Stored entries
________________________
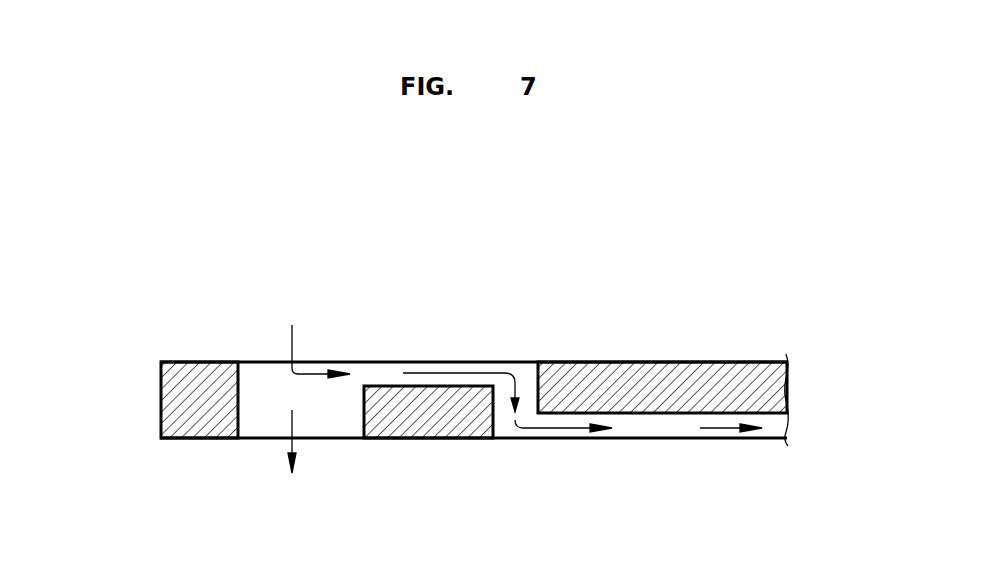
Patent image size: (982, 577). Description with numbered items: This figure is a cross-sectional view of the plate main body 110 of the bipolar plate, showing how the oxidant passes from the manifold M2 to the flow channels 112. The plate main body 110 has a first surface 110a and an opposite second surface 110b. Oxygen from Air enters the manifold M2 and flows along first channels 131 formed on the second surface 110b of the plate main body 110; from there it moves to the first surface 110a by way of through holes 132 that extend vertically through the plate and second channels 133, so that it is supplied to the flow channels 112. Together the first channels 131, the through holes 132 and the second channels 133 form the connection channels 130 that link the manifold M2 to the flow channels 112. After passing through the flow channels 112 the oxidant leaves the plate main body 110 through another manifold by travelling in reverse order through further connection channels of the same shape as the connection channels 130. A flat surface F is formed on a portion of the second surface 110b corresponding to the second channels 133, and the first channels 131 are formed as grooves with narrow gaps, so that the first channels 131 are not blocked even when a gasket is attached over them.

The plate main body 110 is at (168, 396).
The first surface 110a is at (188, 440).
The second surface 110b is at (195, 358).
The flow channels 112 is at (777, 430).
The connection channels 130 is at (662, 283).
The first channels 131 is at (388, 370).
The through holes 132 is at (522, 368).
The second channels 133 is at (622, 422).
The manifold M2 is at (260, 366).
The flat surface F is at (432, 440).
The air Air is at (312, 385).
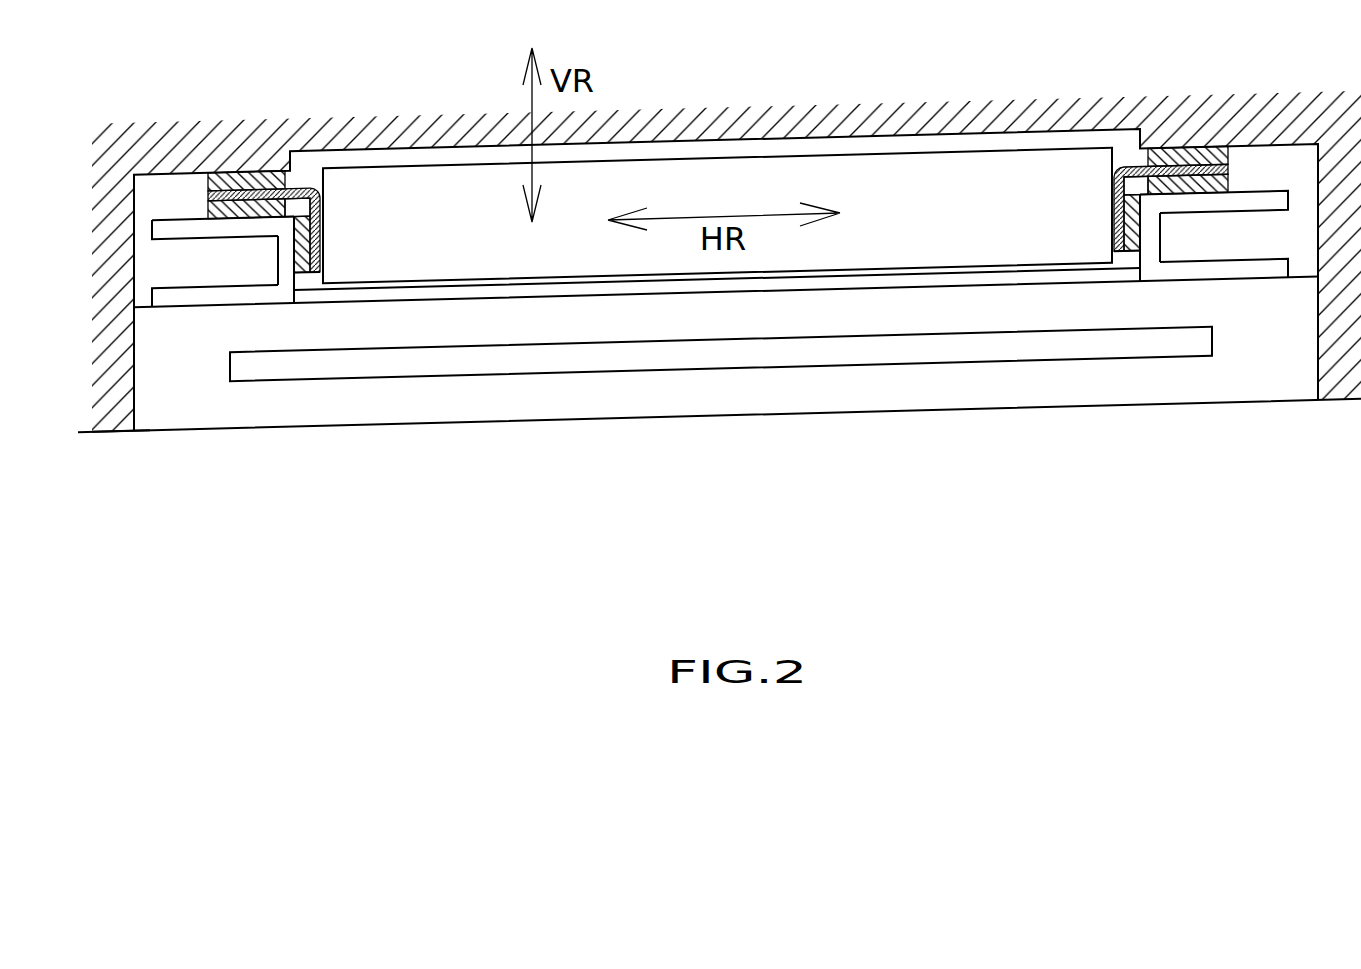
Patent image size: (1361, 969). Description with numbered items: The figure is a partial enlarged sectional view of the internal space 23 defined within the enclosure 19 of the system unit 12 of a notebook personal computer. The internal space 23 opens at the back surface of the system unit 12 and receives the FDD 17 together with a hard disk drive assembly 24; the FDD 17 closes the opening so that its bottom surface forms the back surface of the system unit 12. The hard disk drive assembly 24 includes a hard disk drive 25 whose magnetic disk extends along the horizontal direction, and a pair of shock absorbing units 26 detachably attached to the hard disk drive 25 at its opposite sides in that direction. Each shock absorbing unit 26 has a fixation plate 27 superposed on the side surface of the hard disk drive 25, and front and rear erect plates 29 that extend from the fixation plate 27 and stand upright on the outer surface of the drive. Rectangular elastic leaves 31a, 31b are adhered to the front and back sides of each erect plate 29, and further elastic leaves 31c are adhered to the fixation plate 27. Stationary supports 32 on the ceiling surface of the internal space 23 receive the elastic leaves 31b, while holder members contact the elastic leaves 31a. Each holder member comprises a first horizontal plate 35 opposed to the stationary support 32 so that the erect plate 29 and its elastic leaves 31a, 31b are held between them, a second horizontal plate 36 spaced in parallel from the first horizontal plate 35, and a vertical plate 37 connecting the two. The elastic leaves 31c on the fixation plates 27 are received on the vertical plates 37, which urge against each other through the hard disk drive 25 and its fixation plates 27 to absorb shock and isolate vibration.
________________________
**Task requirements:** Express the lines of all the rows above as a JSON list of strings, one string per line, omitting blank lines and leaving out the pictures.

**Worked answer:**
[
  "Patent image size: (982, 577). Description with numbered items: This figure is a cross-sectional view of the plate main body 110 of the bipolar plate, showing how the oxidant passes from the manifold M2 to the flow channels 112. The plate main body 110 has a first surface 110a and an opposite second surface 110b. Oxygen from Air enters the manifold M2 and flows along first channels 131 formed on the second surface 110b of the plate main body 110; from there it moves to the first surface 110a by way of through holes 132 that extend vertically through the plate and second channels 133, so that it is supplied to the flow channels 112. Together the first channels 131, the through holes 132 and the second channels 133 form the connection channels 130 that link the manifold M2 to the flow channels 112. After passing through the flow channels 112 the oxidant leaves the plate main body 110 through another manifold by travelling in reverse order through further connection channels of the same shape as the connection channels 130. A flat surface F is formed on a portion of the second surface 110b corresponding to the second channels 133, and the first channels 131 are formed as grooves with narrow gaps, so that the first channels 131 are not blocked even when a gasket is attached over them.",
  "The plate main body 110 is at (168, 396).",
  "The first surface 110a is at (188, 440).",
  "The second surface 110b is at (195, 358).",
  "The flow channels 112 is at (777, 430).",
  "The connection channels 130 is at (662, 283).",
  "The first channels 131 is at (388, 370).",
  "The through holes 132 is at (522, 368).",
  "The second channels 133 is at (622, 422).",
  "The manifold M2 is at (260, 366).",
  "The flat surface F is at (432, 440).",
  "The air Air is at (312, 385).",
  "Patent image size: (1361, 969). Description with numbered items: The figure is a partial enlarged sectional view of the internal space 23 defined within the enclosure 19 of the system unit 12 of a notebook personal computer. The internal space 23 opens at the back surface of the system unit 12 and receives the FDD 17 together with a hard disk drive assembly 24; the FDD 17 closes the opening so that its bottom surface forms the back surface of the system unit 12. The hard disk drive assembly 24 includes a hard disk drive 25 whose magnetic disk extends along the horizontal direction, and a pair of shock absorbing units 26 detachably attached to the hard disk drive 25 at its opposite sides in that direction. Each shock absorbing unit 26 has a fixation plate 27 superposed on the side surface of the hard disk drive 25, and front and rear erect plates 29 that extend from the fixation plate 27 and stand upright on the outer surface of the drive. Rectangular elastic leaves 31a, 31b are adhered to the front and back sides of each erect plate 29, and further elastic leaves 31c are adhered to the fixation plate 27. Stationary supports 32 on the ceiling surface of the internal space 23 receive the elastic leaves 31b, while holder members contact the elastic leaves 31a. Each holder member comprises a first horizontal plate 35 opposed to the stationary support 32 so that the erect plate 29 and its elastic leaves 31a, 31b are held between them, a second horizontal plate 36 spaced in parallel from the first horizontal plate 35, and a vertical plate 37 connecting the two. The elastic leaves 31c on the fixation plates 27 are received on the vertical plates 37, which urge against each other through the hard disk drive 25 and its fixation plates 27 to absorb shock and isolate vibration."
]